(Stored data)
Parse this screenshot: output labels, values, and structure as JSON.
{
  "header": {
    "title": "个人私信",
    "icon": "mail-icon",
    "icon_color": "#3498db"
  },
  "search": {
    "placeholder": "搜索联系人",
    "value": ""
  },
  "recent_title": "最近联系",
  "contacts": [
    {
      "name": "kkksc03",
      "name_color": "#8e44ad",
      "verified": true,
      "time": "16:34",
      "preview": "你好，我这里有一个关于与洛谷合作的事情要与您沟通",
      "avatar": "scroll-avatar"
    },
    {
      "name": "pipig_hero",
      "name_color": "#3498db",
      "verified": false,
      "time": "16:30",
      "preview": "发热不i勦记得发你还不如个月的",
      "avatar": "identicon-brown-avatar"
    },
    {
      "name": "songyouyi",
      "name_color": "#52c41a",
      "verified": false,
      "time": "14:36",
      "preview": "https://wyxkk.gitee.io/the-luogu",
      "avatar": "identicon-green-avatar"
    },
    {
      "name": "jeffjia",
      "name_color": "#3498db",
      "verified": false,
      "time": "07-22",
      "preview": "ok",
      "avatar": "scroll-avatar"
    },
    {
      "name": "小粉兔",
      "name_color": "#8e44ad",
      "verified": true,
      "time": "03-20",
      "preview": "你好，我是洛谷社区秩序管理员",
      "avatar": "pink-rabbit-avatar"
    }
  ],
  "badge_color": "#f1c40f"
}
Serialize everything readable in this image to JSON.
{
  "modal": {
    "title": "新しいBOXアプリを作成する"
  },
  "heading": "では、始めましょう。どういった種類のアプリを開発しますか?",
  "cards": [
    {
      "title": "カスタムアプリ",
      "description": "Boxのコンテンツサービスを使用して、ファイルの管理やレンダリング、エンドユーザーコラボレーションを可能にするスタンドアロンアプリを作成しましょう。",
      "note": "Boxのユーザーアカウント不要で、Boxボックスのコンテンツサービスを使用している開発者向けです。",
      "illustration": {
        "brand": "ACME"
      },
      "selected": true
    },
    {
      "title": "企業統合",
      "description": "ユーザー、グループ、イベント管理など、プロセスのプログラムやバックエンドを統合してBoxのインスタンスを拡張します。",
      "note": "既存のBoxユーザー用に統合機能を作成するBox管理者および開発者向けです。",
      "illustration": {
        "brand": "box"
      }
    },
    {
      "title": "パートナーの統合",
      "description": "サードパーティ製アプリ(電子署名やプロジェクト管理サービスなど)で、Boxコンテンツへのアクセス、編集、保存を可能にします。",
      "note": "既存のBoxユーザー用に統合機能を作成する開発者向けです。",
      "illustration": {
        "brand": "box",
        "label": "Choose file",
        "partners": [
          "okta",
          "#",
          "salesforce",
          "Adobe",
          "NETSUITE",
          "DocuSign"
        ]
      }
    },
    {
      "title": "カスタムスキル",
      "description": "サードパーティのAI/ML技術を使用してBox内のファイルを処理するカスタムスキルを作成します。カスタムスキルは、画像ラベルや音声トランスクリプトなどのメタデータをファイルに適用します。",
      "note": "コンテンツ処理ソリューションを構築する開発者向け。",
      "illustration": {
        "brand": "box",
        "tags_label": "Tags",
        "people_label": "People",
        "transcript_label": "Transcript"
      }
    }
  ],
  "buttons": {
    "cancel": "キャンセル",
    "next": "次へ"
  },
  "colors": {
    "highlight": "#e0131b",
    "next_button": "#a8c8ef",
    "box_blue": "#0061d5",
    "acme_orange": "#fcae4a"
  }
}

[What to work on] Identify lines with the string "preview". Copy each one.

[Solution to this problem]
      "preview": "你好，我这里有一个关于与洛谷合作的事情要与您沟通",
      "preview": "发热不i勦记得发你还不如个月的",
      "preview": "https://wyxkk.gitee.io/the-luogu",
      "preview": "ok",
      "preview": "你好，我是洛谷社区秩序管理员",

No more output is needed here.